- TASK INSTRUCTIONS
Every record must be repeated exactly; omit any pictures they contain.

- Collected data entries
- - - - -
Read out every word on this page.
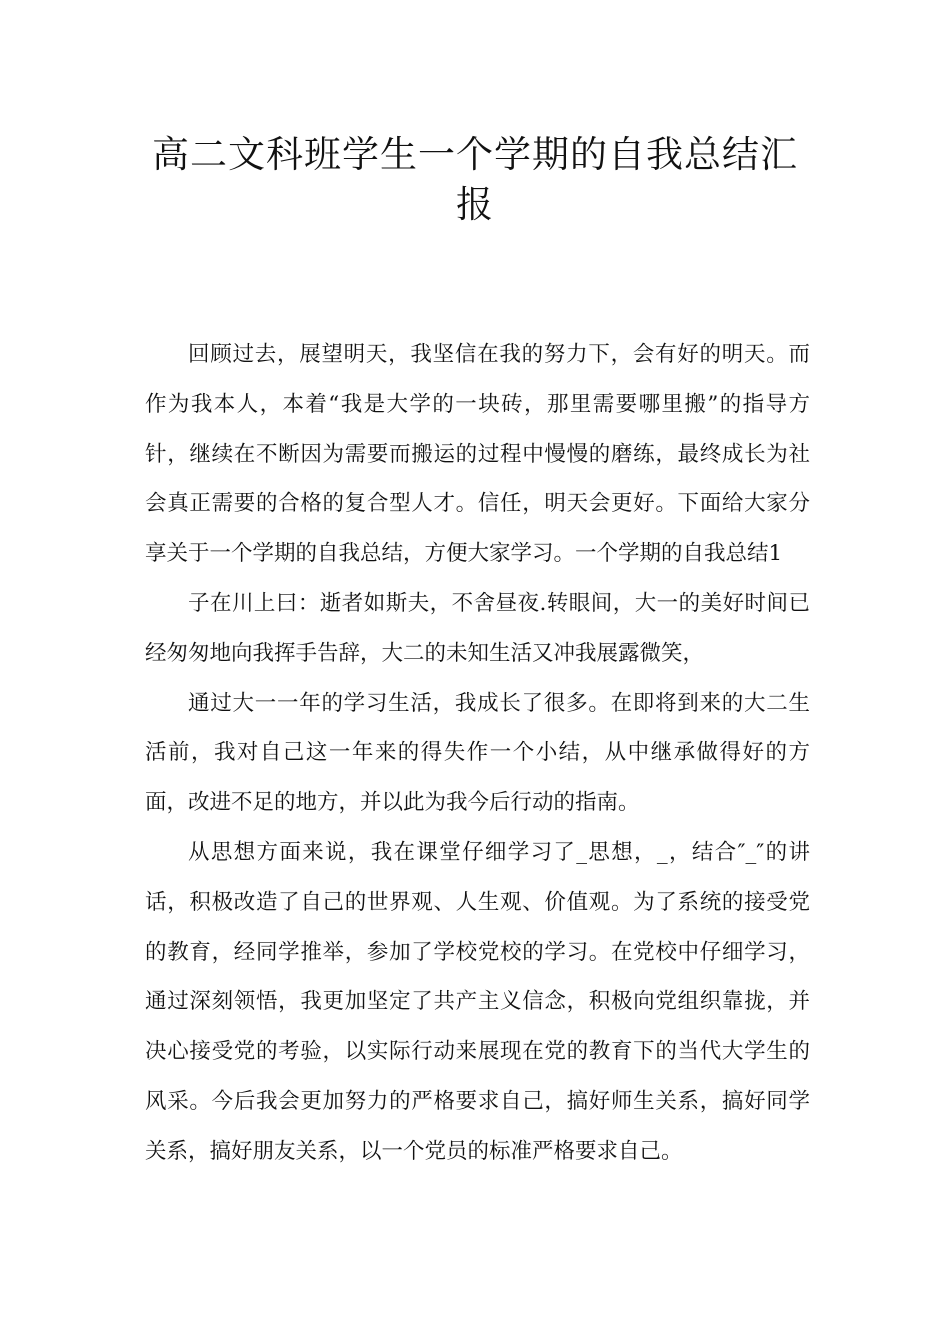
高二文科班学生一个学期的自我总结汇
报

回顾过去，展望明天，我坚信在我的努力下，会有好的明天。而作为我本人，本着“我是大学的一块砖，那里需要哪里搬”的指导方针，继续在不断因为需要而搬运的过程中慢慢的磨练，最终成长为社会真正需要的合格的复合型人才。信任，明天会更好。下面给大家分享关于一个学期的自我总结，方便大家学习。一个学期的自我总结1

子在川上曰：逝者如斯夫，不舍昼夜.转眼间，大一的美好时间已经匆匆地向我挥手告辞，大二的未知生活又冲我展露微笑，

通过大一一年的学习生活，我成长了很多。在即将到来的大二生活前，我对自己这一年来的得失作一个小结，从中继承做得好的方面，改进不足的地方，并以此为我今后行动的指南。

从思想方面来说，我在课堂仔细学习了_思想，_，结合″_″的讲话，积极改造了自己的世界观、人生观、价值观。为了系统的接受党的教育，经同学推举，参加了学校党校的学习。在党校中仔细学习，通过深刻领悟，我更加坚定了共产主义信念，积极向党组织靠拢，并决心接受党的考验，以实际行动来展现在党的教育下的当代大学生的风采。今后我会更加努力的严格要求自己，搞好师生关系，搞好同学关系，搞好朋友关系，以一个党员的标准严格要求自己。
- - - - -
- EXPECTED ANSWER
Read out every word on this page.
高二文科班学生一个学期的自我总结汇
报

回顾过去，展望明天，我坚信在我的努力下，会有好的明天。而作为我本人，本着“我是大学的一块砖，那里需要哪里搬”的指导方针，继续在不断因为需要而搬运的过程中慢慢的磨练，最终成长为社会真正需要的合格的复合型人才。信任，明天会更好。下面给大家分享关于一个学期的自我总结，方便大家学习。一个学期的自我总结1

子在川上曰：逝者如斯夫，不舍昼夜.转眼间，大一的美好时间已经匆匆地向我挥手告辞，大二的未知生活又冲我展露微笑，

通过大一一年的学习生活，我成长了很多。在即将到来的大二生活前，我对自己这一年来的得失作一个小结，从中继承做得好的方面，改进不足的地方，并以此为我今后行动的指南。

从思想方面来说，我在课堂仔细学习了_思想，_，结合″_″的讲话，积极改造了自己的世界观、人生观、价值观。为了系统的接受党的教育，经同学推举，参加了学校党校的学习。在党校中仔细学习，通过深刻领悟，我更加坚定了共产主义信念，积极向党组织靠拢，并决心接受党的考验，以实际行动来展现在党的教育下的当代大学生的风采。今后我会更加努力的严格要求自己，搞好师生关系，搞好同学关系，搞好朋友关系，以一个党员的标准严格要求自己。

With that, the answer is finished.